Locate the word "package" in the entries below, then gather every line that holds it.

▼

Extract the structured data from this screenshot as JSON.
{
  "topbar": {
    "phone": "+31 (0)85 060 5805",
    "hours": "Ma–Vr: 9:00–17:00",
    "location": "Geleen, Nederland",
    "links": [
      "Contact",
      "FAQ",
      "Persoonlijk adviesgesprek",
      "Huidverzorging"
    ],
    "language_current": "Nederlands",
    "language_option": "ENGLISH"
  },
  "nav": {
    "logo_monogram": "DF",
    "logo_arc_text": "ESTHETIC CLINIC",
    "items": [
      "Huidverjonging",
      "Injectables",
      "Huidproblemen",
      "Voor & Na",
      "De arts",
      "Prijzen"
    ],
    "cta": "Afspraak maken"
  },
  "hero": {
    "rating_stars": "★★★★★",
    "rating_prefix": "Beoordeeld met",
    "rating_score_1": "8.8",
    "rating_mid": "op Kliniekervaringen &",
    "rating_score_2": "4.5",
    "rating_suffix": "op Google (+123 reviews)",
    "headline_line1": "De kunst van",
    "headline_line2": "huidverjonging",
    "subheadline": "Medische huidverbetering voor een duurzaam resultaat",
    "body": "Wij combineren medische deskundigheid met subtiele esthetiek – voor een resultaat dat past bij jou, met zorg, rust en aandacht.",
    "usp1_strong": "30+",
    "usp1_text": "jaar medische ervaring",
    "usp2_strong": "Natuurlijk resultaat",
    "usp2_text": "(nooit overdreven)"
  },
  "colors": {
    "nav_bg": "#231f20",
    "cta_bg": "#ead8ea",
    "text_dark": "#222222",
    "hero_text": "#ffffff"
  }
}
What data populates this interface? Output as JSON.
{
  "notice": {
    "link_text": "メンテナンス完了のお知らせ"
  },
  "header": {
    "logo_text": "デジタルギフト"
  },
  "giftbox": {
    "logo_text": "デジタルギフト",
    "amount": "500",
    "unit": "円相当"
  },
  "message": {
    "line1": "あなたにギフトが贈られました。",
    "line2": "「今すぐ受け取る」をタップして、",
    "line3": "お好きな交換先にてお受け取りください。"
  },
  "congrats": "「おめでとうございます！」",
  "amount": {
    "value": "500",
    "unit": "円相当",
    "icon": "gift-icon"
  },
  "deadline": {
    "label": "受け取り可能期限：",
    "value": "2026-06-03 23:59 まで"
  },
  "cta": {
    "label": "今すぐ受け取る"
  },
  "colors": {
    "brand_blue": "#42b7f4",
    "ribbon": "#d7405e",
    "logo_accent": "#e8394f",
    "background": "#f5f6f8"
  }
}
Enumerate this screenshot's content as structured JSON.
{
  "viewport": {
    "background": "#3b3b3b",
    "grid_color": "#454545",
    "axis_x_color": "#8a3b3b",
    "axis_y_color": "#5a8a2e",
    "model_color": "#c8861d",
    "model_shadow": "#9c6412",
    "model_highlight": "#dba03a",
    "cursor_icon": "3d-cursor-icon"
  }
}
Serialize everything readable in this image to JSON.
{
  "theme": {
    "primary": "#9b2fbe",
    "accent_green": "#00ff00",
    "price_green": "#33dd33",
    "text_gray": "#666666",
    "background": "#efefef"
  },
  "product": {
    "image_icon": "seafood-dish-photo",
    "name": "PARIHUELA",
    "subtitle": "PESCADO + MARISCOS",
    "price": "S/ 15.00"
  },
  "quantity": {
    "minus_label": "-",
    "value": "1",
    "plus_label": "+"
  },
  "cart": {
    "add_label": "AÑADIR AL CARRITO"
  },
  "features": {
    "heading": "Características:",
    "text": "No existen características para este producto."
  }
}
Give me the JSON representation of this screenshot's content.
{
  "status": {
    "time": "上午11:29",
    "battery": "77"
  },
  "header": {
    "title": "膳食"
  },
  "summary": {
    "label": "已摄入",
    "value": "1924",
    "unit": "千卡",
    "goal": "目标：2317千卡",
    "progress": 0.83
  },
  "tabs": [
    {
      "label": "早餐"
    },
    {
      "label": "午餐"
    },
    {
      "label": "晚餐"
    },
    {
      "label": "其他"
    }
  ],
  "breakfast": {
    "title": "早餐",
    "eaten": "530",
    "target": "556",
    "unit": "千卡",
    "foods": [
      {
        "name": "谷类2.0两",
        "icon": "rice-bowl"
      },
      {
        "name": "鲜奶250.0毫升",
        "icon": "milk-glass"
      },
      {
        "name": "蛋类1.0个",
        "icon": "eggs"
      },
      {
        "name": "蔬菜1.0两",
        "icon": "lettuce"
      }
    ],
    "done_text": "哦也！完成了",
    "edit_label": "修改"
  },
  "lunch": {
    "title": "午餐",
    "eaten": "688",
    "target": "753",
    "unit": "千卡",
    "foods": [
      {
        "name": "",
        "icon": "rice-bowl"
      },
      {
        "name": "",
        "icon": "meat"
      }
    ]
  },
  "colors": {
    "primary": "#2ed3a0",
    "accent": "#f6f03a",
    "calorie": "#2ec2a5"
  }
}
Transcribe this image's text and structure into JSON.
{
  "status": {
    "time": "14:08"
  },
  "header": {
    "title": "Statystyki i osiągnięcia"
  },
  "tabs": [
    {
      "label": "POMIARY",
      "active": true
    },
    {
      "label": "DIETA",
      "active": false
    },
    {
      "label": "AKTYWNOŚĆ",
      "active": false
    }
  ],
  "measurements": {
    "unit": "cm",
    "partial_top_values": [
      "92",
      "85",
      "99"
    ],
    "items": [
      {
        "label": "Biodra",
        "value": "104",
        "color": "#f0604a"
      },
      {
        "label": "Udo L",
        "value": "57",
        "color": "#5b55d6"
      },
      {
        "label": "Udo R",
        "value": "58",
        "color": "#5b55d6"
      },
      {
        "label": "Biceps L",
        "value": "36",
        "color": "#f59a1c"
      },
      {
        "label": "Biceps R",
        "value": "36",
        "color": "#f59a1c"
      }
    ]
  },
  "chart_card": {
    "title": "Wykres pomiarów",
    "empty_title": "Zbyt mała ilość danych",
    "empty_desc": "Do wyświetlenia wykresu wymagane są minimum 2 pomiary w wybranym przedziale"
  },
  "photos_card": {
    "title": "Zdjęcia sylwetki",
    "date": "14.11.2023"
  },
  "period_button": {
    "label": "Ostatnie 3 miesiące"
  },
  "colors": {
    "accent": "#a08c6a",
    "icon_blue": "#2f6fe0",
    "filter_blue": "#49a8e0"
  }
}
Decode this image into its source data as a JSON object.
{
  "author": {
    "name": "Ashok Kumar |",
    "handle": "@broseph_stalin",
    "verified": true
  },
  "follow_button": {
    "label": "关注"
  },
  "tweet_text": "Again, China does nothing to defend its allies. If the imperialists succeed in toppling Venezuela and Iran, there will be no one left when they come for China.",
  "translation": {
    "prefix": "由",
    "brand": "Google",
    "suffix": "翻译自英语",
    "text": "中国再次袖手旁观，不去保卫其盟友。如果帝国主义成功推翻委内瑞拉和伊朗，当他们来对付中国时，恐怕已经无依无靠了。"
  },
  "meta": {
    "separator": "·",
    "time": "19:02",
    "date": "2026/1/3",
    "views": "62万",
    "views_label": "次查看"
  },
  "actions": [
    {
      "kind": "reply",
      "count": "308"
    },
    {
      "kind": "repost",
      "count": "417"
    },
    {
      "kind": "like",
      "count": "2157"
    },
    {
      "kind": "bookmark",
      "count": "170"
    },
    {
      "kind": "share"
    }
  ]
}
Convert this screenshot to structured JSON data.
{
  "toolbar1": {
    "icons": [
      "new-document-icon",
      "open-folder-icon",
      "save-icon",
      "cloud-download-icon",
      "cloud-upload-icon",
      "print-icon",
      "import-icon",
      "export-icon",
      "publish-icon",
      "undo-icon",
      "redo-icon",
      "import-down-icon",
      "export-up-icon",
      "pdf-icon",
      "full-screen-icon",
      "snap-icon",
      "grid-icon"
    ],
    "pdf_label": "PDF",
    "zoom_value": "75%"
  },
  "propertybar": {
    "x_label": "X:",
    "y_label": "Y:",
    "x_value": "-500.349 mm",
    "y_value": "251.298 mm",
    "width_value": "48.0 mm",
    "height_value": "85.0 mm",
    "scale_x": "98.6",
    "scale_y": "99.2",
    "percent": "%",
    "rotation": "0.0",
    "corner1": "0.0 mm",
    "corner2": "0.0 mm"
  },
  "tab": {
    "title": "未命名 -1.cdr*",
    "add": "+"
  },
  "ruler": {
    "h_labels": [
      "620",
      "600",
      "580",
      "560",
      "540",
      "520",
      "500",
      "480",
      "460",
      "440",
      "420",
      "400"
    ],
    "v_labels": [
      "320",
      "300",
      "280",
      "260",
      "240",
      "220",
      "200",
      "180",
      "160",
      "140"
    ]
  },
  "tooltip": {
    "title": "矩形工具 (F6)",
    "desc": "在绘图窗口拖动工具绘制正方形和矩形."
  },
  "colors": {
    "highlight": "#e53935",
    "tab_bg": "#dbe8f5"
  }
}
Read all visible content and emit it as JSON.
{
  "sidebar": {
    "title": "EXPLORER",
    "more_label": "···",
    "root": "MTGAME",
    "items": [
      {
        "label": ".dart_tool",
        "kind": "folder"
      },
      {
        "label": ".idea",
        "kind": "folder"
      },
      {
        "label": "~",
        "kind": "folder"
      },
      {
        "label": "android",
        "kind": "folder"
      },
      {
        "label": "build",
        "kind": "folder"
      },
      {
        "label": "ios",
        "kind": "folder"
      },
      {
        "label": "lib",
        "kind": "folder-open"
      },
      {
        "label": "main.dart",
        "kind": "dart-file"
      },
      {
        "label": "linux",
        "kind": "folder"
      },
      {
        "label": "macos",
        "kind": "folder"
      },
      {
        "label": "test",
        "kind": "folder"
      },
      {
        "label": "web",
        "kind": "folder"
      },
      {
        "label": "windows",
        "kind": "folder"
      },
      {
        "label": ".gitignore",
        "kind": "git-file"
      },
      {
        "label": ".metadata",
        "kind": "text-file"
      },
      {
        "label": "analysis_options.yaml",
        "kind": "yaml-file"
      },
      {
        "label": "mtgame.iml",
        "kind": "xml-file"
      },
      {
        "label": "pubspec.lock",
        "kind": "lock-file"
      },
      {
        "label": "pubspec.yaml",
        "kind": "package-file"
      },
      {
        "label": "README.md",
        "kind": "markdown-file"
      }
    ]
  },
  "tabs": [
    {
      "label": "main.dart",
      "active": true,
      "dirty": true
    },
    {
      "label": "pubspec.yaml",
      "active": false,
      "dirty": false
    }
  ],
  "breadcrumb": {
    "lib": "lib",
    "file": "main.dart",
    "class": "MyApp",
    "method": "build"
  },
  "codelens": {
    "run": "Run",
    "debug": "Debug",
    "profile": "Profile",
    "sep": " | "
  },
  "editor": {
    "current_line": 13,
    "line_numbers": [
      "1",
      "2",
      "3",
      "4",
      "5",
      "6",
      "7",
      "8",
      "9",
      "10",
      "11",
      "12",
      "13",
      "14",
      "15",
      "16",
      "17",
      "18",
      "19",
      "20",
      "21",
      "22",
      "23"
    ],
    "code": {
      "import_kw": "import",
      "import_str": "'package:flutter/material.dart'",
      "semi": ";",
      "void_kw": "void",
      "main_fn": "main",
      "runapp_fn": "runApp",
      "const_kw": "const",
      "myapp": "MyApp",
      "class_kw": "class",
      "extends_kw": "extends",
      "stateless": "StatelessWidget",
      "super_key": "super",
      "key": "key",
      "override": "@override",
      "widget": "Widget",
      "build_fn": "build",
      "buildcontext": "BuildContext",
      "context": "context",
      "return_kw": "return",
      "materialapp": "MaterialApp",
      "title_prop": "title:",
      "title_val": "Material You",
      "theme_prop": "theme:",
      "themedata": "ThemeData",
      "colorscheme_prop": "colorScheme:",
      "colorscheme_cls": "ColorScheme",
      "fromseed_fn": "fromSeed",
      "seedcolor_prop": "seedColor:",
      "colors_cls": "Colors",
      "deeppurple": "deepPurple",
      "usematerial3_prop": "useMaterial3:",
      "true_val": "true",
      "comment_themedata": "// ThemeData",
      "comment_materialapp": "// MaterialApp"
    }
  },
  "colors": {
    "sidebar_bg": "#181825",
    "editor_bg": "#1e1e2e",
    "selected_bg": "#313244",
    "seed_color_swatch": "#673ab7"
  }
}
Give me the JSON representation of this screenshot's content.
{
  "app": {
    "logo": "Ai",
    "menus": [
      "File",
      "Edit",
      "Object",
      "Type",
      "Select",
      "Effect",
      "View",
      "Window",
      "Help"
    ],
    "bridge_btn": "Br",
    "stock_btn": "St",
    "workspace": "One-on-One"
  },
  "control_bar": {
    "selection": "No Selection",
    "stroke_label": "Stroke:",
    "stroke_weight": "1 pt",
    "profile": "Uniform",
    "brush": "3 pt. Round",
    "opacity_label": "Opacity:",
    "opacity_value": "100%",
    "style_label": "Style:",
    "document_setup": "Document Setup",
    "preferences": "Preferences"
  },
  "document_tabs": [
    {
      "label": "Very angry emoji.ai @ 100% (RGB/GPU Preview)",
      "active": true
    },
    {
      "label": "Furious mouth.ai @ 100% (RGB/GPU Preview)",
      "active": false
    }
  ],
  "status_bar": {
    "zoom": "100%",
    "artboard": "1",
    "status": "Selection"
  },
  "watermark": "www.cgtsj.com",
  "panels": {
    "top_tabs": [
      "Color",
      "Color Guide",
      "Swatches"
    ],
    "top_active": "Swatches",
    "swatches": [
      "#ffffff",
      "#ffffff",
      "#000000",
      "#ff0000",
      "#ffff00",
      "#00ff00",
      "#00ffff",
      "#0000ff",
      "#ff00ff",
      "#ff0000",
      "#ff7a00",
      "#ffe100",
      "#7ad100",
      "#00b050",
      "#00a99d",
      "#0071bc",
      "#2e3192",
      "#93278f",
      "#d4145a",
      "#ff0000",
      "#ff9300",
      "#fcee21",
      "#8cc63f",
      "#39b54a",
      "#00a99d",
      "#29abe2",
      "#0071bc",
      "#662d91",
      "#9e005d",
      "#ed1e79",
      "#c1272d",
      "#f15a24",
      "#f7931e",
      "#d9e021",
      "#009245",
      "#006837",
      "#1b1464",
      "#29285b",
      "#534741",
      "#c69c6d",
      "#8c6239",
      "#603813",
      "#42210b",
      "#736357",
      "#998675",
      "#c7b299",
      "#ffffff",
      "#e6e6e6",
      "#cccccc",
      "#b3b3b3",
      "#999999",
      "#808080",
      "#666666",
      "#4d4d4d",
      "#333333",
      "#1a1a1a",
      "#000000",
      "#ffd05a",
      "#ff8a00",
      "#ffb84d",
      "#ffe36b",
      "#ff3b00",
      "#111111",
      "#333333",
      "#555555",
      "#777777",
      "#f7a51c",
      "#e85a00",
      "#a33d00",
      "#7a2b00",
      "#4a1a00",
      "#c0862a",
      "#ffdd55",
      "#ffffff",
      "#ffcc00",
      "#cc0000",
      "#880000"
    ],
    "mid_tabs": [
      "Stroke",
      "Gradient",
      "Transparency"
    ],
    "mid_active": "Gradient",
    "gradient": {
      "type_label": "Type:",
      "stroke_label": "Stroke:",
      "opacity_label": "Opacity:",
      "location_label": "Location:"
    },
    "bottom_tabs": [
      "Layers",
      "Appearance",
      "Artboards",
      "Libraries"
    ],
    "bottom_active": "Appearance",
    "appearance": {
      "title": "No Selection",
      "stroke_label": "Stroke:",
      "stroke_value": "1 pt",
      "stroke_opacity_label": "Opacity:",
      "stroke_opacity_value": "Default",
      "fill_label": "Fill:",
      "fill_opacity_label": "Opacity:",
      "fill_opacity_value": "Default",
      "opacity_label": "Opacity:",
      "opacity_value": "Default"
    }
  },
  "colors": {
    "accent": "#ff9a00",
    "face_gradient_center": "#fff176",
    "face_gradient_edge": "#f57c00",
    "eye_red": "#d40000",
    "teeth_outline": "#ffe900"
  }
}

▲

▶ _Result of the exercise_:
        "kind": "package-file"
      "import_str": "'package:flutter/material.dart'",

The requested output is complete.